# [THE INPUT]
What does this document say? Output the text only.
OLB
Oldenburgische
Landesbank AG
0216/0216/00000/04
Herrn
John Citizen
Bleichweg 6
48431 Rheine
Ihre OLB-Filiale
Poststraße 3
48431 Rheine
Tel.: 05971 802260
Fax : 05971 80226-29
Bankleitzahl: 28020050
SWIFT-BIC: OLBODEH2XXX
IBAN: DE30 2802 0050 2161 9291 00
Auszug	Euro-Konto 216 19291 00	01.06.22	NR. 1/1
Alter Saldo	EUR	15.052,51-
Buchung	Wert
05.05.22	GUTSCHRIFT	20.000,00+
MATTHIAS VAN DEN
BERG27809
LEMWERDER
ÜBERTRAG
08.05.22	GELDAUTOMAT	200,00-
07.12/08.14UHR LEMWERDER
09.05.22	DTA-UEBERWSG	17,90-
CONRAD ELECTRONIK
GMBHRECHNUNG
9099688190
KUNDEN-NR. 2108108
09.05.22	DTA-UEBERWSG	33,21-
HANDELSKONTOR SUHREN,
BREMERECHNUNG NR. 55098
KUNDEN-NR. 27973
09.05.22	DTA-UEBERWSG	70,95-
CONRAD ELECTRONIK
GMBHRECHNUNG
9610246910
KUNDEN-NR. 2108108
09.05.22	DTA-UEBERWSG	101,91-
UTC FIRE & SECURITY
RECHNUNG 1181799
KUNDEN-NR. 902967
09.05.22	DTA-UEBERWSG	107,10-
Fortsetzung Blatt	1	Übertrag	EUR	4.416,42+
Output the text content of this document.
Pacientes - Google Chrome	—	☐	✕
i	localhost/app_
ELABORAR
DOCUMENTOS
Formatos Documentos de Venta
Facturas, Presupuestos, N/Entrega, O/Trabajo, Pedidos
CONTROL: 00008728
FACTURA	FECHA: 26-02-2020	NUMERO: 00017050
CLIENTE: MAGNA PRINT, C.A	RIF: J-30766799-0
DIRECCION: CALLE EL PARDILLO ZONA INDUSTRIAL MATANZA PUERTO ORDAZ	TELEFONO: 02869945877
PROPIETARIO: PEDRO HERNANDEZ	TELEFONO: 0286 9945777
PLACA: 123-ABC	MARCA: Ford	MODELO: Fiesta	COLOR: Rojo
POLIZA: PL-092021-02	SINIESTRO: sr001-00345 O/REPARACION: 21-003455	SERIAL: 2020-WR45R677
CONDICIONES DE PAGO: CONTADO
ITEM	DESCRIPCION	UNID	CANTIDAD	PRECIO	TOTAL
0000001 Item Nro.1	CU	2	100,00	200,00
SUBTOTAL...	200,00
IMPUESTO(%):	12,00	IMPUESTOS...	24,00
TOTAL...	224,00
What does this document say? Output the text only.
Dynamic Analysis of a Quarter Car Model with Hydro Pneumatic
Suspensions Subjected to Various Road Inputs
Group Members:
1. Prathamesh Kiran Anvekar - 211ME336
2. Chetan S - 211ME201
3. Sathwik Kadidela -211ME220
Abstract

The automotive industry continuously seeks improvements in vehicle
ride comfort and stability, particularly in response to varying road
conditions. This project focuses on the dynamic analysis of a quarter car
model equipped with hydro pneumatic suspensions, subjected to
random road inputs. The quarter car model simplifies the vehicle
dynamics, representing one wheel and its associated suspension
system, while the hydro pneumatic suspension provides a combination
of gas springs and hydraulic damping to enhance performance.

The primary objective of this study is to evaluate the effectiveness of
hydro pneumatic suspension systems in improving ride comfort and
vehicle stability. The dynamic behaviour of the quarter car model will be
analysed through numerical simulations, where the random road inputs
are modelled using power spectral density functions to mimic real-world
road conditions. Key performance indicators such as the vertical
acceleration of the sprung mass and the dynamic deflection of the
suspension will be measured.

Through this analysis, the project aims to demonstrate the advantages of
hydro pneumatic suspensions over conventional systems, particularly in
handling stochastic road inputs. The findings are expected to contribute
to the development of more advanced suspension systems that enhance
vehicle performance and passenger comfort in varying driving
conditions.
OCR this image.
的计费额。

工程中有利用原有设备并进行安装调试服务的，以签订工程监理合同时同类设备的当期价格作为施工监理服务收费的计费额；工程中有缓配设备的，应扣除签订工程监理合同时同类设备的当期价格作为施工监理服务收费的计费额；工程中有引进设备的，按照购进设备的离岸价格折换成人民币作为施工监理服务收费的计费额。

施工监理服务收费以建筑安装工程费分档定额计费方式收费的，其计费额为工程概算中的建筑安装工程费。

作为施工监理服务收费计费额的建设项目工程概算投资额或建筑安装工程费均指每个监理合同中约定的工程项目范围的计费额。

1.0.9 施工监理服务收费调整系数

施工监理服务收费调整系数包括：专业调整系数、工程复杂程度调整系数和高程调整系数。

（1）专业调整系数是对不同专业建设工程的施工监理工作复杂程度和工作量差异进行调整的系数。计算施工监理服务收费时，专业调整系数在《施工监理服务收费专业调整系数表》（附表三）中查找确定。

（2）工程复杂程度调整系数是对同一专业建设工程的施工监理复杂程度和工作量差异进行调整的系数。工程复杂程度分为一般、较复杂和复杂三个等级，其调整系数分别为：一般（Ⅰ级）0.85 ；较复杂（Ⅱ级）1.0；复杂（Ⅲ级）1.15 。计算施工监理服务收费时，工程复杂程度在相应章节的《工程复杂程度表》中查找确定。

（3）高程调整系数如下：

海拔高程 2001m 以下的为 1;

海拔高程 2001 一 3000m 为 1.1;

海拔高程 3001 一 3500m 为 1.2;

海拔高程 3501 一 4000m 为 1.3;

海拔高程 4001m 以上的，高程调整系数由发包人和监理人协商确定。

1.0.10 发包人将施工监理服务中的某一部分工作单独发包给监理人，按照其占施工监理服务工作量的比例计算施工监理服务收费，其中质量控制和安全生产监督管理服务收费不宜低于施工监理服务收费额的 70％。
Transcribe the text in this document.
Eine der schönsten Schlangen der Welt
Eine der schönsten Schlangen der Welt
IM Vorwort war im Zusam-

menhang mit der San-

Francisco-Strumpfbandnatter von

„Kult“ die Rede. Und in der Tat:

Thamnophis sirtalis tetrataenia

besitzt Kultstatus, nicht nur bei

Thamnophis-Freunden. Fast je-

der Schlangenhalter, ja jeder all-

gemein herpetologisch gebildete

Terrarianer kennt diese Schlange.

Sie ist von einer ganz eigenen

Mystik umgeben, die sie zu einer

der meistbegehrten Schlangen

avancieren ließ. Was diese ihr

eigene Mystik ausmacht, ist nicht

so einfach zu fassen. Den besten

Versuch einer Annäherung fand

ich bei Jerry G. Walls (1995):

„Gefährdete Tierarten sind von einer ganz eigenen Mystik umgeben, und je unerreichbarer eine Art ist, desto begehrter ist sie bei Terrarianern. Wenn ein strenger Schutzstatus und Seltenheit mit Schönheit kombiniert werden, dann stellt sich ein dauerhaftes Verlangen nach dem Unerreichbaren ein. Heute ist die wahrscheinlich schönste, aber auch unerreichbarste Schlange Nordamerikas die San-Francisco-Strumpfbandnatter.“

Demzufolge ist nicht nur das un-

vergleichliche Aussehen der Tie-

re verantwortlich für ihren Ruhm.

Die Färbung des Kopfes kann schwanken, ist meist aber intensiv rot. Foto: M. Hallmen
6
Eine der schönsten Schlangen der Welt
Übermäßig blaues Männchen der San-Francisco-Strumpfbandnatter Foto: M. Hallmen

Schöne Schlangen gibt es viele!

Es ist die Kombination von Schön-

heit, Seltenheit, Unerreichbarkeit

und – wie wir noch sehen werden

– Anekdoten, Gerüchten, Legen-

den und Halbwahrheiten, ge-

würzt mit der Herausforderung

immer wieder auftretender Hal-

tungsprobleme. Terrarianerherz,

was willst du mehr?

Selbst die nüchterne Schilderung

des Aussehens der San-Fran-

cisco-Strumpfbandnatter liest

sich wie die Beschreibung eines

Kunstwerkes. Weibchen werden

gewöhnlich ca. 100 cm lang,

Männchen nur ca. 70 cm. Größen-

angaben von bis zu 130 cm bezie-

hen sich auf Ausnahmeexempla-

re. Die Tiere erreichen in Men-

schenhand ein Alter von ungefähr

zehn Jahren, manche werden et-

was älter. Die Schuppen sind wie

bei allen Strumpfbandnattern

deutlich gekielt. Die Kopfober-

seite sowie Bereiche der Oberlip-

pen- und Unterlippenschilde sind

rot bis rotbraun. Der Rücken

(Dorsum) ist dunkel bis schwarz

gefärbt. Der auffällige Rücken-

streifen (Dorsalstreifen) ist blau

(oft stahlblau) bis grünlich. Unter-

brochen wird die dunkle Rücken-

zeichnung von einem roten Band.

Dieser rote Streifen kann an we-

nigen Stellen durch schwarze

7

# [REQUIRED WORK]
From the listing, copy every line where the string "ride" appears.

# [CORRECT RESULT]
ride comfort and stability, particularly in response to varying road
hydro pneumatic suspension systems in improving ride comfort and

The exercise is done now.